--- BEGIN Material for this exercise ---
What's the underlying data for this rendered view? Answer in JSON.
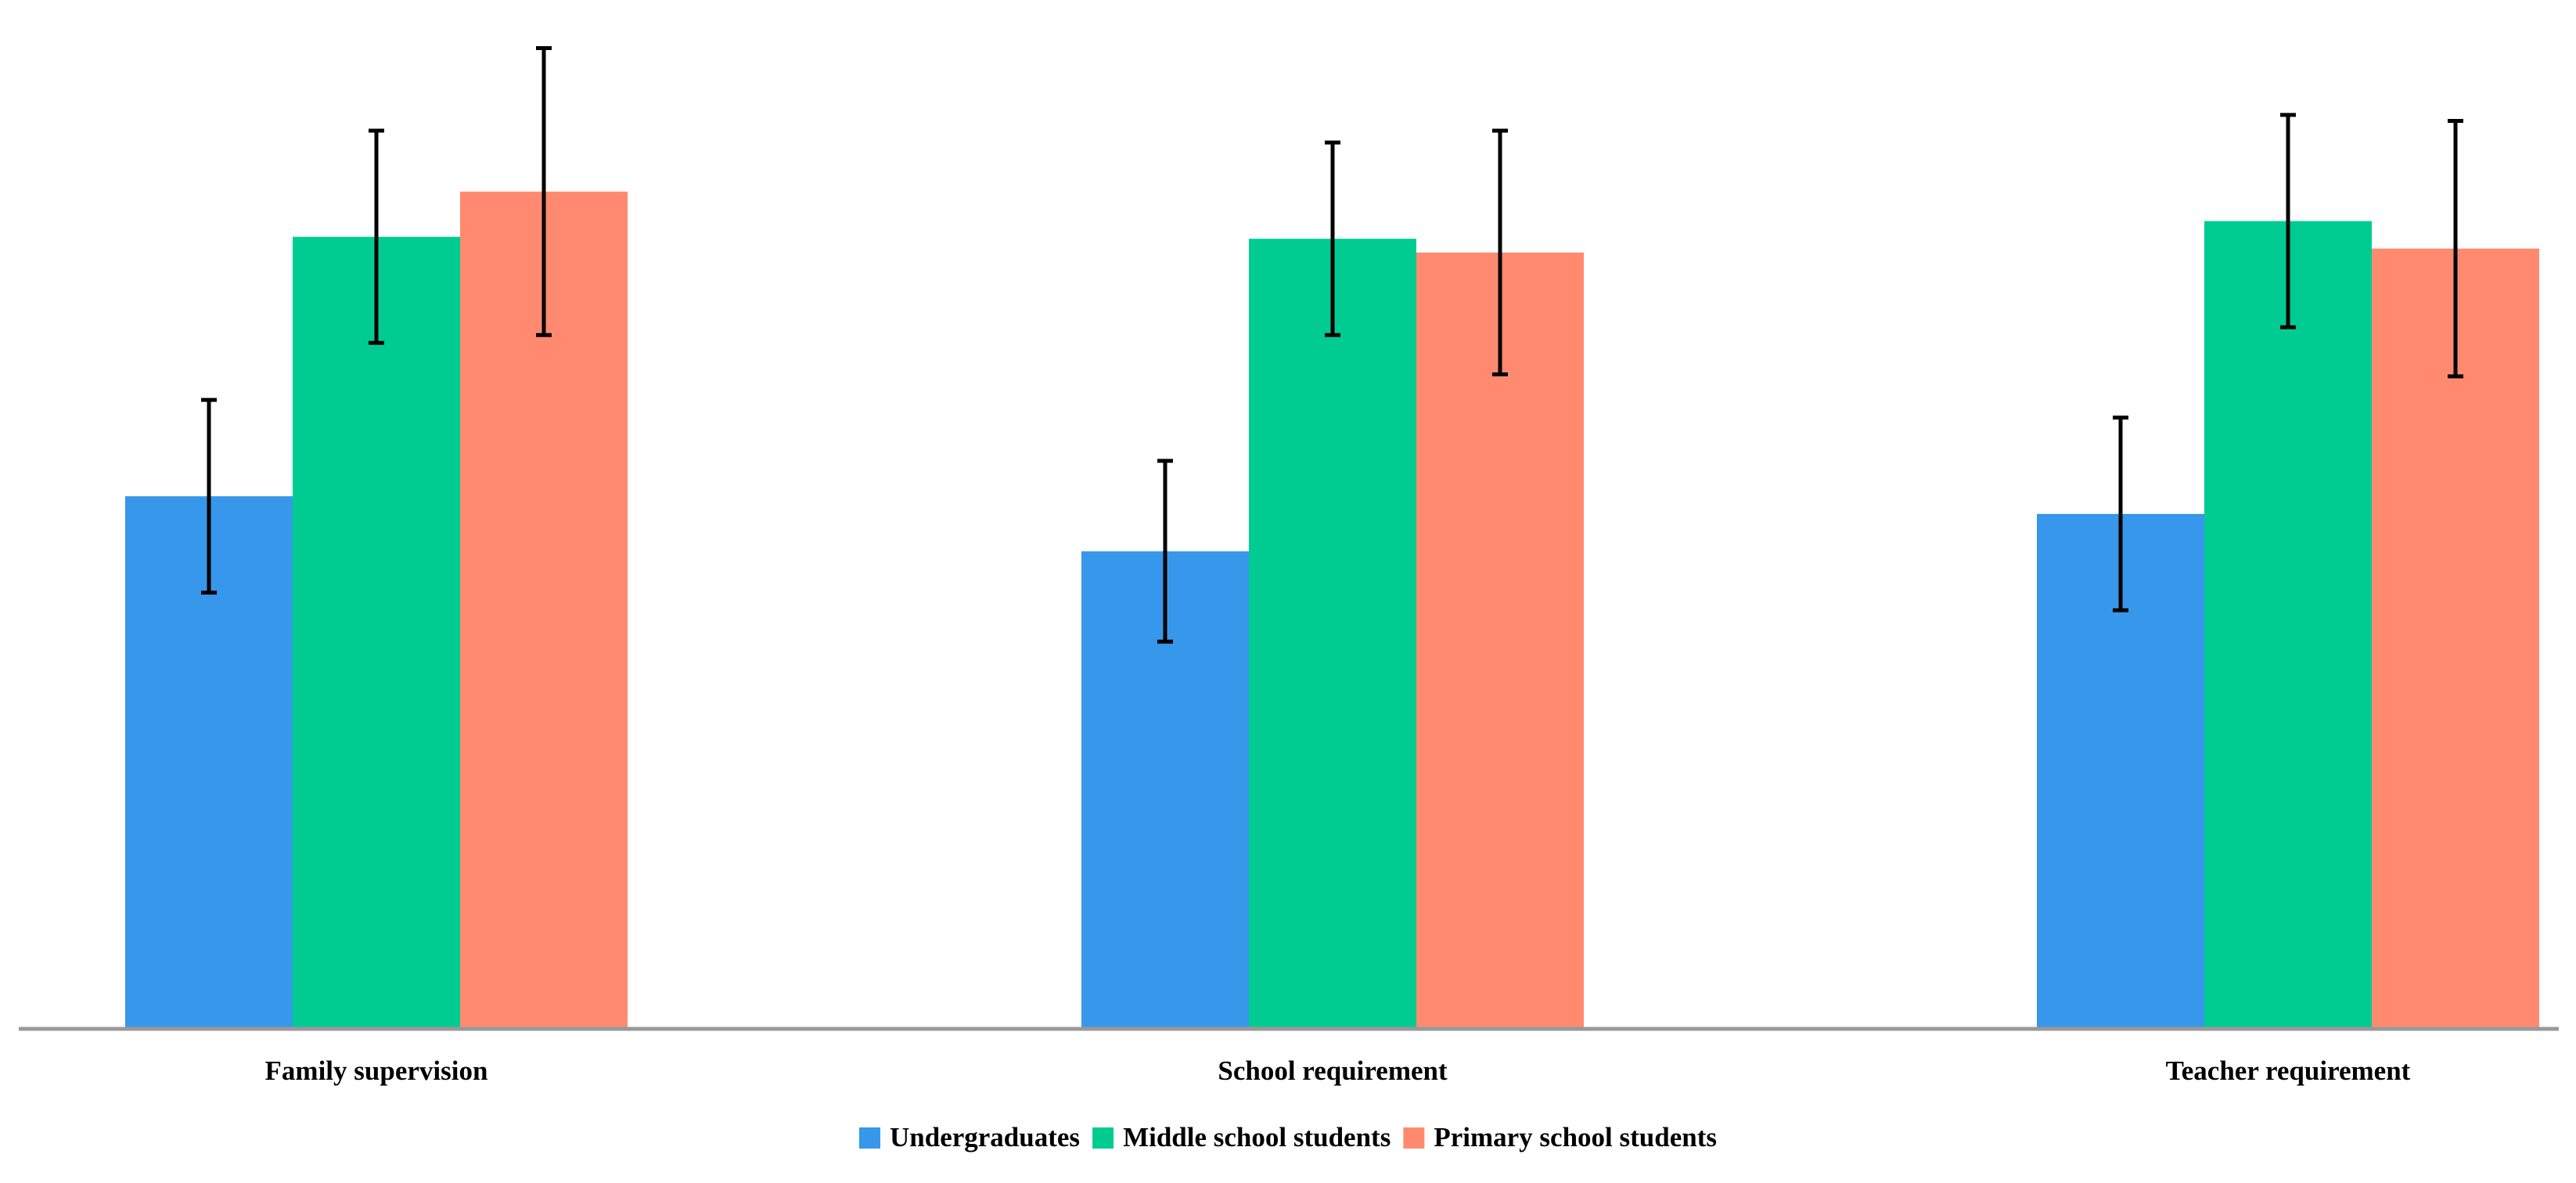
{
  "chart_data": {
    "type": "bar",
    "title": "",
    "xlabel": "",
    "ylabel": "",
    "categories": [
      "Family supervision",
      "School requirement",
      "Teacher requirement"
    ],
    "series": [
      {
        "name": "Undergraduates",
        "color": "#3797EA",
        "values": [
          2.71,
          2.43,
          2.62
        ],
        "errors": [
          0.49,
          0.46,
          0.49
        ]
      },
      {
        "name": "Middle school students",
        "color": "#00CC92",
        "values": [
          4.03,
          4.02,
          4.11
        ],
        "errors": [
          0.54,
          0.49,
          0.54
        ]
      },
      {
        "name": "Primary school students",
        "color": "#FF8A70",
        "values": [
          4.26,
          3.95,
          3.97
        ],
        "errors": [
          0.73,
          0.62,
          0.65
        ]
      }
    ],
    "ylim": [
      0,
      5
    ],
    "grid": false,
    "y_axis_visible": false,
    "legend_position": "bottom",
    "error_bars": true
  }
}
--- END Material for this exercise ---
* _Brief_
Reproduce every entry word for word, but omit the pictures.

* _Finished exercise_
What's the underlying data for this rendered view? Answer in JSON.
{
  "chart_data": {
    "type": "bar",
    "title": "",
    "xlabel": "",
    "ylabel": "",
    "categories": [
      "Family supervision",
      "School requirement",
      "Teacher requirement"
    ],
    "series": [
      {
        "name": "Undergraduates",
        "color": "#3797EA",
        "values": [
          2.71,
          2.43,
          2.62
        ],
        "errors": [
          0.49,
          0.46,
          0.49
        ]
      },
      {
        "name": "Middle school students",
        "color": "#00CC92",
        "values": [
          4.03,
          4.02,
          4.11
        ],
        "errors": [
          0.54,
          0.49,
          0.54
        ]
      },
      {
        "name": "Primary school students",
        "color": "#FF8A70",
        "values": [
          4.26,
          3.95,
          3.97
        ],
        "errors": [
          0.73,
          0.62,
          0.65
        ]
      }
    ],
    "ylim": [
      0,
      5
    ],
    "grid": false,
    "y_axis_visible": false,
    "legend_position": "bottom",
    "error_bars": true
  }
}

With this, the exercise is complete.